┌──
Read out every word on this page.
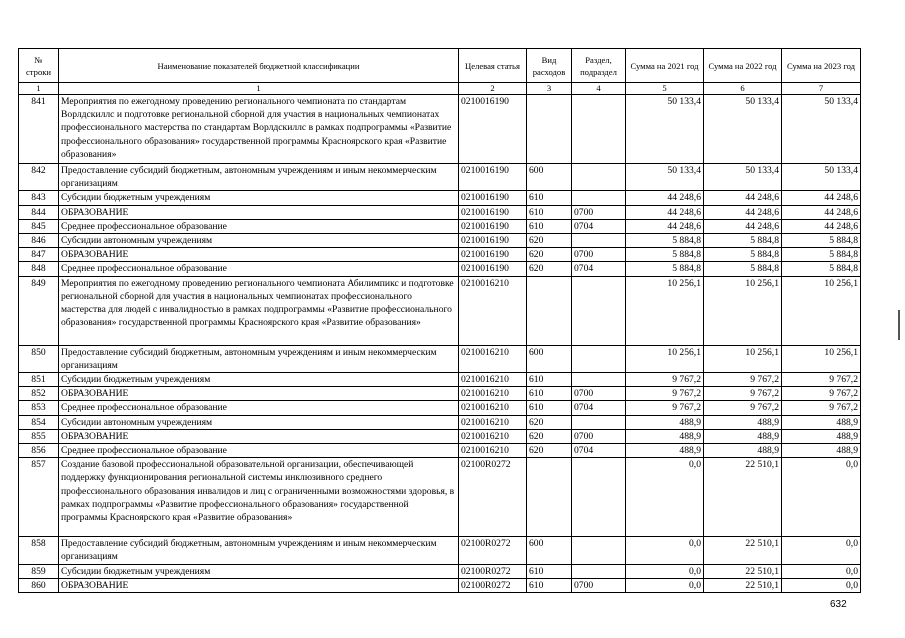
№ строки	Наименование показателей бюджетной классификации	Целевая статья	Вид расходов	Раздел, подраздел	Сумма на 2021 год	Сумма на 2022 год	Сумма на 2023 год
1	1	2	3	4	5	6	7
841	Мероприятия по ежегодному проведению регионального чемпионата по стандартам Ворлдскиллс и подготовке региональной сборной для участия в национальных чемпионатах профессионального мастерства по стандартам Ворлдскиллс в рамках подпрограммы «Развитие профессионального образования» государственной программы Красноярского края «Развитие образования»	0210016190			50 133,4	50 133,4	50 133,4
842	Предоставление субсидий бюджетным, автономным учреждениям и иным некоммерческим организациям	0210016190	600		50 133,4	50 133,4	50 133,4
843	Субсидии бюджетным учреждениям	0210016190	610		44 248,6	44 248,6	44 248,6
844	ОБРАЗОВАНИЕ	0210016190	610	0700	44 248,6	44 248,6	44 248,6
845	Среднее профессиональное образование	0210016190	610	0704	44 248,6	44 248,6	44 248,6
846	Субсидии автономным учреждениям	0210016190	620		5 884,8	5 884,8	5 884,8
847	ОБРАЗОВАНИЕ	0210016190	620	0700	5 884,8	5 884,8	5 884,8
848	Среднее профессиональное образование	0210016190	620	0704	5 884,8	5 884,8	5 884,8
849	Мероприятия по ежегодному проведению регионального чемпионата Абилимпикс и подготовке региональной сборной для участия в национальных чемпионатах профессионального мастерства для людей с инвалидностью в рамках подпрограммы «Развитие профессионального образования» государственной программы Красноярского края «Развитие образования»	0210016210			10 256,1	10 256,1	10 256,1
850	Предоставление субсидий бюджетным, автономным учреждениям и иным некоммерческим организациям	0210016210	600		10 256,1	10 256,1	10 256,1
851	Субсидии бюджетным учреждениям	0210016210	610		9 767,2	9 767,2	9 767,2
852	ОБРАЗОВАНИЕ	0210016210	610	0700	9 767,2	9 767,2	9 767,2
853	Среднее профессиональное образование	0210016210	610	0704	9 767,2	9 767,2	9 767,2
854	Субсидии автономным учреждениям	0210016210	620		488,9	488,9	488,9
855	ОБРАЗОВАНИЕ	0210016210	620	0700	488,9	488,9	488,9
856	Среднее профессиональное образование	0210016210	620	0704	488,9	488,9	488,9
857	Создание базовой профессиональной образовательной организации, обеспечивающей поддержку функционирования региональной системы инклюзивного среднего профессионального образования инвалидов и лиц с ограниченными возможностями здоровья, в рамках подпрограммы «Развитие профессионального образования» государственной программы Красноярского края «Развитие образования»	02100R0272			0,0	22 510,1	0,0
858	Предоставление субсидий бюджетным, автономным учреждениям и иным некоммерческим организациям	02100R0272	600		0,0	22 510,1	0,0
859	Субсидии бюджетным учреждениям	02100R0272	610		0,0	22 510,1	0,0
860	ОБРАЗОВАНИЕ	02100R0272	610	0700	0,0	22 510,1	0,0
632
└──
_Written request_
Looking at the entries above, how many lines contain the word "профессиональное"? Answer with the number alone.

_Written response_
4